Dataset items
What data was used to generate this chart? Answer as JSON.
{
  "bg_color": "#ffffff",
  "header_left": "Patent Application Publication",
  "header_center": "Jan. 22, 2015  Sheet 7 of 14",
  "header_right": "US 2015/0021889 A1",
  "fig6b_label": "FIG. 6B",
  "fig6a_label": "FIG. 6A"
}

• EXERCISE: Write down every line of the data exactly as it appears above.

• EXERCISE OUTPUT:
What data was used to generate this chart? Answer as JSON.
{
  "bg_color": "#ffffff",
  "header_left": "Patent Application Publication",
  "header_center": "Jan. 22, 2015  Sheet 7 of 14",
  "header_right": "US 2015/0021889 A1",
  "fig6b_label": "FIG. 6B",
  "fig6a_label": "FIG. 6A"
}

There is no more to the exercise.